PROBLEMS TO SOLVE =>
**A.** In the reviews of Georgia Under Water, why does the Publishers Weekly review treat the book as essentially a novel and not as loosely related stories?
**B.** List every place named in the reviews of Georgia Under Water as a setting of the story or as somewhere the characters go.
**C.** Answer these questions on the reviews of Georgia Under Water:
(i) What is the name of Georgia's brother?
(ii) The review that mentions "messy contradictions" calls the book as disturbing as what?
(iii) In what year is the Publishers Weekly review copyrighted?

#### EXCERPT PROVIDED ####

A debut collection of linked stories about an adolescent girl in Florida and her sexual awakening.

Editorial Reviews

Katherine Wolff
Unlike other coming-of-age fiction, this collection flaunts its messy contradictions and offers no safe place from which to view the family's destruction. Georgia Under Water is as disturbing, and frequently as absorbing, as adolescence itself.
New York Times Book Review
Publishers Weekly - Publisher's Weekly
Too often collections of vaguely related stories are given chapter numbers and passed off as a novel; here what is essentially a novel is divided into short stories. The nine sections are chronological installments in the life of Georgia Jackson, from ages 12 through 15. Georgia lives in Daytona Beach and later Orlando, and comes from a deeply dysfunctional family. Her father, Buck, is an irresponsible alcoholic; her mother is depressed and irrational much of the time; her brother, Sid, is her mischievous ally at the beginning, but slowly drifts away. Though extremely bright, Georgia is, like most girls her age, confused about love and life in general. She is obsessed with her developing body and sexuality, but she often has to play the adult when dealing with her parents such as when her father gets drunk and makes a scene at a block party or when she is forced to hide out in an apartment with her mother, who sleeps in the tub. There is more than a hint of a not quite incestuous relationship between father and daughter, and it reaches a crescendo during a bizarre, seedy road trip to Atlanta. Sellers's prose is strong and vibrant, full of striking imagery and inventive turns of phrase. She perfectly captures the harrowing experience of adolescence and infuses even the darkest situations with an appealing absurdity. Readers will find it hard not to be charmed by Georgia's buoyant precociousness, and will want to read the gloomy final story as the end of her trial by fire and the beginning of a better life. Copyright 2001 Cahners Business Information.

#### EXTRACTED DATA ####

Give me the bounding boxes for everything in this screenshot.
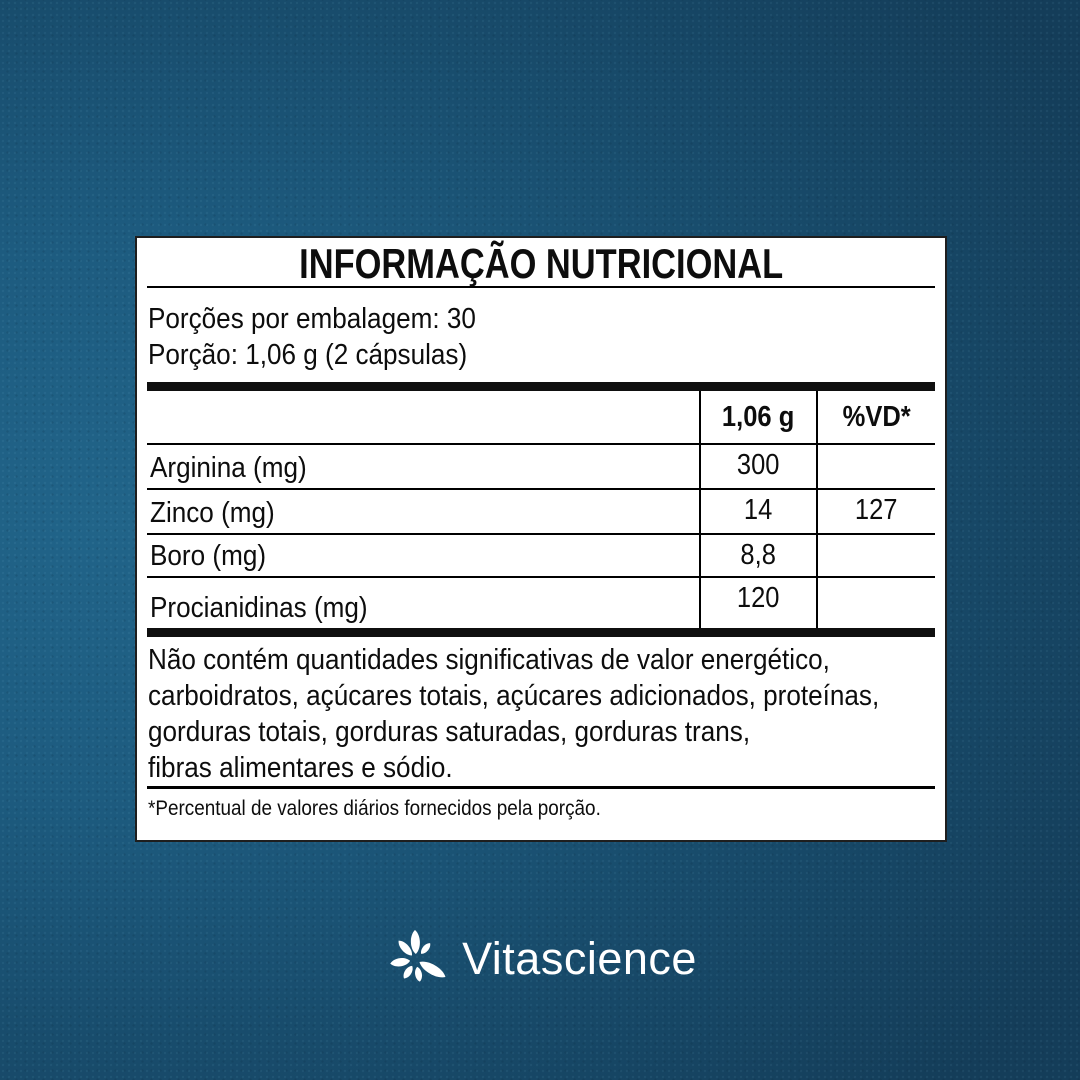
servings-info: Porções por embalagem: 30 Porção: 1,06 g… bbox=[148, 301, 512, 373]
nutrient-amount: 120 bbox=[737, 582, 780, 614]
table-row-procianidinas: Procianidinas (mg) 120 bbox=[147, 578, 935, 628]
disclaimer-line: Não contém quantidades significativas de… bbox=[148, 644, 830, 676]
nutrition-label-panel: INFORMAÇÃO NUTRICIONAL Porções por embal… bbox=[135, 236, 947, 842]
header-amount-cell: 1,06 g bbox=[699, 391, 816, 443]
servings-per-package: Porções por embalagem: 30 bbox=[148, 303, 476, 335]
nutrient-name: Boro (mg) bbox=[150, 540, 267, 572]
table-row-arginina: Arginina (mg) 300 bbox=[147, 445, 935, 490]
panel-title-wrap: INFORMAÇÃO NUTRICIONAL bbox=[137, 242, 945, 286]
table-header-row: 1,06 g %VD* bbox=[147, 391, 935, 445]
footnote-divider bbox=[147, 786, 935, 789]
header-amount-label: 1,06 g bbox=[722, 400, 795, 433]
disclaimer-line: gorduras totais, gorduras saturadas, gor… bbox=[148, 716, 751, 748]
leaf-rosette-icon bbox=[390, 930, 446, 982]
title-divider bbox=[147, 286, 935, 288]
nutrition-table: 1,06 g %VD* Arginina (mg) 300 Zinco (mg)… bbox=[147, 391, 935, 628]
disclaimer: Não contém quantidades significativas de… bbox=[148, 642, 960, 786]
brand-logo: Vitascience bbox=[0, 916, 1080, 1006]
footnote-text: *Percentual de valores diários fornecido… bbox=[148, 797, 601, 820]
disclaimer-line: carboidratos, açúcares totais, açúcares … bbox=[148, 680, 880, 712]
table-row-boro: Boro (mg) 8,8 bbox=[147, 535, 935, 578]
header-nutrient-cell bbox=[147, 391, 699, 443]
nutrient-name: Arginina (mg) bbox=[150, 452, 307, 484]
nutrient-amount: 300 bbox=[737, 449, 780, 481]
header-dv-cell: %VD* bbox=[816, 391, 935, 443]
table-row-zinco: Zinco (mg) 14 127 bbox=[147, 490, 935, 535]
serving-size: Porção: 1,06 g (2 cápsulas) bbox=[148, 339, 468, 371]
nutrient-name: Procianidinas (mg) bbox=[150, 592, 368, 624]
footnote: *Percentual de valores diários fornecido… bbox=[148, 795, 651, 822]
nutrient-amount: 14 bbox=[744, 494, 773, 526]
nutrient-name: Zinco (mg) bbox=[150, 497, 275, 529]
table-top-bar bbox=[147, 382, 935, 391]
table-bottom-bar bbox=[147, 628, 935, 637]
nutrient-dv: 127 bbox=[855, 494, 898, 526]
disclaimer-line: fibras alimentares e sódio. bbox=[148, 752, 453, 784]
nutrient-amount: 8,8 bbox=[740, 539, 777, 571]
panel-title: INFORMAÇÃO NUTRICIONAL bbox=[298, 240, 784, 287]
brand-name: Vitascience bbox=[462, 932, 697, 984]
header-dv-label: %VD* bbox=[842, 400, 911, 433]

####

EXPECTED RESPONSES =>
**A.** Its nine sections are chronological installments in the life of one character, Georgia Jackson, following her from age 12 through 15.

**B.** Florida, Daytona Beach, Orlando, Atlanta

**C.**
(i) Sid
(ii) Adolescence itself
(iii) 2001